**YOUR OBJECTIVE**
You are to retype all of the data exactly as it appears.

── SUPPLIED ENTRIES ──

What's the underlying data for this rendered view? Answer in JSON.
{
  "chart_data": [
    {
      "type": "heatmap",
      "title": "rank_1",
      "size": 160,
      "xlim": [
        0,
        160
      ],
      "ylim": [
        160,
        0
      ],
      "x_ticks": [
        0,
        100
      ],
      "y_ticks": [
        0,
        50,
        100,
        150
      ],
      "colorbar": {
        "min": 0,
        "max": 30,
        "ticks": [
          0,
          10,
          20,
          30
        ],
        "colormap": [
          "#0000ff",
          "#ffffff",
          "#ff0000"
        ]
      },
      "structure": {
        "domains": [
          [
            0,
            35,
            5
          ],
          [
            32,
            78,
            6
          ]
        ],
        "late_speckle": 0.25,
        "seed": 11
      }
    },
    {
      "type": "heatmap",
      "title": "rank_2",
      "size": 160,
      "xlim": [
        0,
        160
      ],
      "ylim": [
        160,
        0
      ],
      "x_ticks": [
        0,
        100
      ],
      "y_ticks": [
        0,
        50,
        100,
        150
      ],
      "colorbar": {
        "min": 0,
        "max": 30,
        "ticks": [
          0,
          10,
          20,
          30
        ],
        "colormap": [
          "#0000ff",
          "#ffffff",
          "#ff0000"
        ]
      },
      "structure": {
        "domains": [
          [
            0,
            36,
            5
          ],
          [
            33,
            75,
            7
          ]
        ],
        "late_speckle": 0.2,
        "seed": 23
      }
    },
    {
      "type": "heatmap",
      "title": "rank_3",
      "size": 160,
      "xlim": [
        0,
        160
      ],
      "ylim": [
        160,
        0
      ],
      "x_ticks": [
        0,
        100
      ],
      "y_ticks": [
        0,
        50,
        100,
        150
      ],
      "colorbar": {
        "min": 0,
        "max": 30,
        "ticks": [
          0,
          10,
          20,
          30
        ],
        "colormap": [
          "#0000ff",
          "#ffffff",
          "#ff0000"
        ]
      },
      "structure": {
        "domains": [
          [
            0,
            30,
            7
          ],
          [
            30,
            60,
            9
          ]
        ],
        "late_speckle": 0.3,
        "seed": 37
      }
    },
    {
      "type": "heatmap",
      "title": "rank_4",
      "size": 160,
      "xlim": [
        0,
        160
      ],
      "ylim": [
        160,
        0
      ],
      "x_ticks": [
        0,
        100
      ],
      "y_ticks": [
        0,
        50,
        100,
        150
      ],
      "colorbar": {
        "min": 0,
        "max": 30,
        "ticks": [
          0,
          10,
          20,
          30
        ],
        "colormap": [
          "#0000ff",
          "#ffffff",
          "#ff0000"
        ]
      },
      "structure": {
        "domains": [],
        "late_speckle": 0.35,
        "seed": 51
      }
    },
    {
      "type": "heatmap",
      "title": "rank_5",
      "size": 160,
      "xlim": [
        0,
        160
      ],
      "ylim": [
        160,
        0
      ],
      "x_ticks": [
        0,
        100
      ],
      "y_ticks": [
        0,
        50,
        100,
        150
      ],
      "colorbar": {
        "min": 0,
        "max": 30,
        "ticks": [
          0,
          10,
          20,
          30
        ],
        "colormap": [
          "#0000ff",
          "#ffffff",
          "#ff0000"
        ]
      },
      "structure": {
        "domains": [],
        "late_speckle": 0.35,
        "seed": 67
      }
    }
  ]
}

───

**TASK RESULT**
What's the underlying data for this rendered view? Answer in JSON.
{
  "chart_data": [
    {
      "type": "heatmap",
      "title": "rank_1",
      "size": 160,
      "xlim": [
        0,
        160
      ],
      "ylim": [
        160,
        0
      ],
      "x_ticks": [
        0,
        100
      ],
      "y_ticks": [
        0,
        50,
        100,
        150
      ],
      "colorbar": {
        "min": 0,
        "max": 30,
        "ticks": [
          0,
          10,
          20,
          30
        ],
        "colormap": [
          "#0000ff",
          "#ffffff",
          "#ff0000"
        ]
      },
      "structure": {
        "domains": [
          [
            0,
            35,
            5
          ],
          [
            32,
            78,
            6
          ]
        ],
        "late_speckle": 0.25,
        "seed": 11
      }
    },
    {
      "type": "heatmap",
      "title": "rank_2",
      "size": 160,
      "xlim": [
        0,
        160
      ],
      "ylim": [
        160,
        0
      ],
      "x_ticks": [
        0,
        100
      ],
      "y_ticks": [
        0,
        50,
        100,
        150
      ],
      "colorbar": {
        "min": 0,
        "max": 30,
        "ticks": [
          0,
          10,
          20,
          30
        ],
        "colormap": [
          "#0000ff",
          "#ffffff",
          "#ff0000"
        ]
      },
      "structure": {
        "domains": [
          [
            0,
            36,
            5
          ],
          [
            33,
            75,
            7
          ]
        ],
        "late_speckle": 0.2,
        "seed": 23
      }
    },
    {
      "type": "heatmap",
      "title": "rank_3",
      "size": 160,
      "xlim": [
        0,
        160
      ],
      "ylim": [
        160,
        0
      ],
      "x_ticks": [
        0,
        100
      ],
      "y_ticks": [
        0,
        50,
        100,
        150
      ],
      "colorbar": {
        "min": 0,
        "max": 30,
        "ticks": [
          0,
          10,
          20,
          30
        ],
        "colormap": [
          "#0000ff",
          "#ffffff",
          "#ff0000"
        ]
      },
      "structure": {
        "domains": [
          [
            0,
            30,
            7
          ],
          [
            30,
            60,
            9
          ]
        ],
        "late_speckle": 0.3,
        "seed": 37
      }
    },
    {
      "type": "heatmap",
      "title": "rank_4",
      "size": 160,
      "xlim": [
        0,
        160
      ],
      "ylim": [
        160,
        0
      ],
      "x_ticks": [
        0,
        100
      ],
      "y_ticks": [
        0,
        50,
        100,
        150
      ],
      "colorbar": {
        "min": 0,
        "max": 30,
        "ticks": [
          0,
          10,
          20,
          30
        ],
        "colormap": [
          "#0000ff",
          "#ffffff",
          "#ff0000"
        ]
      },
      "structure": {
        "domains": [],
        "late_speckle": 0.35,
        "seed": 51
      }
    },
    {
      "type": "heatmap",
      "title": "rank_5",
      "size": 160,
      "xlim": [
        0,
        160
      ],
      "ylim": [
        160,
        0
      ],
      "x_ticks": [
        0,
        100
      ],
      "y_ticks": [
        0,
        50,
        100,
        150
      ],
      "colorbar": {
        "min": 0,
        "max": 30,
        "ticks": [
          0,
          10,
          20,
          30
        ],
        "colormap": [
          "#0000ff",
          "#ffffff",
          "#ff0000"
        ]
      },
      "structure": {
        "domains": [],
        "late_speckle": 0.35,
        "seed": 67
      }
    }
  ]
}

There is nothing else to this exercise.